WHAT IS NEEDED: Below is a block of records; repeat each one exactly.

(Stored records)

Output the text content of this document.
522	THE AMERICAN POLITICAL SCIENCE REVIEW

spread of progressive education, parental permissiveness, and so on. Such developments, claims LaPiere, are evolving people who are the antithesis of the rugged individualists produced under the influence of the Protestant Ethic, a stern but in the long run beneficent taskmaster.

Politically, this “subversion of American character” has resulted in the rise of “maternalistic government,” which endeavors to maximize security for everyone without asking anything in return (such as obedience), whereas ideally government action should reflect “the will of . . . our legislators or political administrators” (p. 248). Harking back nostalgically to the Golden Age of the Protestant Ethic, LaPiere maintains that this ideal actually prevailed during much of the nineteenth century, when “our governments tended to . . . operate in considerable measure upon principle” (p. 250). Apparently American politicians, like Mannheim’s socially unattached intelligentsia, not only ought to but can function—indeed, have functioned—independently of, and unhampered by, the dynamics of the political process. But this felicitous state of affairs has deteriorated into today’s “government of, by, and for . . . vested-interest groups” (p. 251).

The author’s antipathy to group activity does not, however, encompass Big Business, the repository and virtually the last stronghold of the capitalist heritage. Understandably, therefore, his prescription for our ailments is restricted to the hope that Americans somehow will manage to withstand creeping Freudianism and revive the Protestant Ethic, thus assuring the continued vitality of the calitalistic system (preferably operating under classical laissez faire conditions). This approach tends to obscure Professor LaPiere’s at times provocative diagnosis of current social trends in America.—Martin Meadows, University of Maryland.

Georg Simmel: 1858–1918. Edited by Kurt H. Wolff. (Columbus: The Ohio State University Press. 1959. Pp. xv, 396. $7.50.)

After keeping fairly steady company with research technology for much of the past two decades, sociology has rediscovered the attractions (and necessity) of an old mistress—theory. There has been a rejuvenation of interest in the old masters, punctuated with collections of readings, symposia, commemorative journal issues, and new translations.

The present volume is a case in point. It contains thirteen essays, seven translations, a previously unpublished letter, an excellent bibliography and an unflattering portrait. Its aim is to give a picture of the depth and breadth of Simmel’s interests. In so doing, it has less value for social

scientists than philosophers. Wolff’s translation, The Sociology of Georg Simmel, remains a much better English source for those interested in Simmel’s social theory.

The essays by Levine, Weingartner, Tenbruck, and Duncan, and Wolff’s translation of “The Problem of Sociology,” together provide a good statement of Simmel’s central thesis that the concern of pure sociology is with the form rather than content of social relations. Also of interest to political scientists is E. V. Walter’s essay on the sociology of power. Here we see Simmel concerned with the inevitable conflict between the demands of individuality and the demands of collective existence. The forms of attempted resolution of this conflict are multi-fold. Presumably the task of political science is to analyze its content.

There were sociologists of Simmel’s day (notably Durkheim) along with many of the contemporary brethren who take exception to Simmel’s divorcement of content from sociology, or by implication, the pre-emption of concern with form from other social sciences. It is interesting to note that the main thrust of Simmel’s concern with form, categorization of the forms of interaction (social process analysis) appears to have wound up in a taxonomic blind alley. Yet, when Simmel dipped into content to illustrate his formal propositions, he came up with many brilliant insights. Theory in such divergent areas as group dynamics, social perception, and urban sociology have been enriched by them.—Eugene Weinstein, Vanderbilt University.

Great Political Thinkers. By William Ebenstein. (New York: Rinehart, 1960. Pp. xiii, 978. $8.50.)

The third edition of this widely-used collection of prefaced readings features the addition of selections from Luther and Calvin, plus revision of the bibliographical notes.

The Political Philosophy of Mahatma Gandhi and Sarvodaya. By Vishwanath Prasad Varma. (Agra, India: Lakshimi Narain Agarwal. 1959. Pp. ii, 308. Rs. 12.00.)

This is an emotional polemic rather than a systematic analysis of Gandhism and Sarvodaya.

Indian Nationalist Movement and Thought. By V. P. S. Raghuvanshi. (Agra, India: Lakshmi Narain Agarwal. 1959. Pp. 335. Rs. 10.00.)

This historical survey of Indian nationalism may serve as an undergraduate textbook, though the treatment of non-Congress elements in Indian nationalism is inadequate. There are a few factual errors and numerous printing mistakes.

FULL SOLUTION:
Output the text content of this document.
522	THE AMERICAN POLITICAL SCIENCE REVIEW

spread of progressive education, parental permissiveness, and so on. Such developments, claims LaPiere, are evolving people who are the antithesis of the rugged individualists produced under the influence of the Protestant Ethic, a stern but in the long run beneficent taskmaster.

Politically, this “subversion of American character” has resulted in the rise of “maternalistic government,” which endeavors to maximize security for everyone without asking anything in return (such as obedience), whereas ideally government action should reflect “the will of . . . our legislators or political administrators” (p. 248). Harking back nostalgically to the Golden Age of the Protestant Ethic, LaPiere maintains that this ideal actually prevailed during much of the nineteenth century, when “our governments tended to . . . operate in considerable measure upon principle” (p. 250). Apparently American politicians, like Mannheim’s socially unattached intelligentsia, not only ought to but can function—indeed, have functioned—independently of, and unhampered by, the dynamics of the political process. But this felicitous state of affairs has deteriorated into today’s “government of, by, and for . . . vested-interest groups” (p. 251).

The author’s antipathy to group activity does not, however, encompass Big Business, the repository and virtually the last stronghold of the capitalist heritage. Understandably, therefore, his prescription for our ailments is restricted to the hope that Americans somehow will manage to withstand creeping Freudianism and revive the Protestant Ethic, thus assuring the continued vitality of the calitalistic system (preferably operating under classical laissez faire conditions). This approach tends to obscure Professor LaPiere’s at times provocative diagnosis of current social trends in America.—Martin Meadows, University of Maryland.

Georg Simmel: 1858–1918. Edited by Kurt H. Wolff. (Columbus: The Ohio State University Press. 1959. Pp. xv, 396. $7.50.)

After keeping fairly steady company with research technology for much of the past two decades, sociology has rediscovered the attractions (and necessity) of an old mistress—theory. There has been a rejuvenation of interest in the old masters, punctuated with collections of readings, symposia, commemorative journal issues, and new translations.

The present volume is a case in point. It contains thirteen essays, seven translations, a previously unpublished letter, an excellent bibliography and an unflattering portrait. Its aim is to give a picture of the depth and breadth of Simmel’s interests. In so doing, it has less value for social

scientists than philosophers. Wolff’s translation, The Sociology of Georg Simmel, remains a much better English source for those interested in Simmel’s social theory.

The essays by Levine, Weingartner, Tenbruck, and Duncan, and Wolff’s translation of “The Problem of Sociology,” together provide a good statement of Simmel’s central thesis that the concern of pure sociology is with the form rather than content of social relations. Also of interest to political scientists is E. V. Walter’s essay on the sociology of power. Here we see Simmel concerned with the inevitable conflict between the demands of individuality and the demands of collective existence. The forms of attempted resolution of this conflict are multi-fold. Presumably the task of political science is to analyze its content.

There were sociologists of Simmel’s day (notably Durkheim) along with many of the contemporary brethren who take exception to Simmel’s divorcement of content from sociology, or by implication, the pre-emption of concern with form from other social sciences. It is interesting to note that the main thrust of Simmel’s concern with form, categorization of the forms of interaction (social process analysis) appears to have wound up in a taxonomic blind alley. Yet, when Simmel dipped into content to illustrate his formal propositions, he came up with many brilliant insights. Theory in such divergent areas as group dynamics, social perception, and urban sociology have been enriched by them.—Eugene Weinstein, Vanderbilt University.

Great Political Thinkers. By William Ebenstein. (New York: Rinehart, 1960. Pp. xiii, 978. $8.50.)

The third edition of this widely-used collection of prefaced readings features the addition of selections from Luther and Calvin, plus revision of the bibliographical notes.

The Political Philosophy of Mahatma Gandhi and Sarvodaya. By Vishwanath Prasad Varma. (Agra, India: Lakshimi Narain Agarwal. 1959. Pp. ii, 308. Rs. 12.00.)

This is an emotional polemic rather than a systematic analysis of Gandhism and Sarvodaya.

Indian Nationalist Movement and Thought. By V. P. S. Raghuvanshi. (Agra, India: Lakshmi Narain Agarwal. 1959. Pp. 335. Rs. 10.00.)

This historical survey of Indian nationalism may serve as an undergraduate textbook, though the treatment of non-Congress elements in Indian nationalism is inadequate. There are a few factual errors and numerous printing mistakes.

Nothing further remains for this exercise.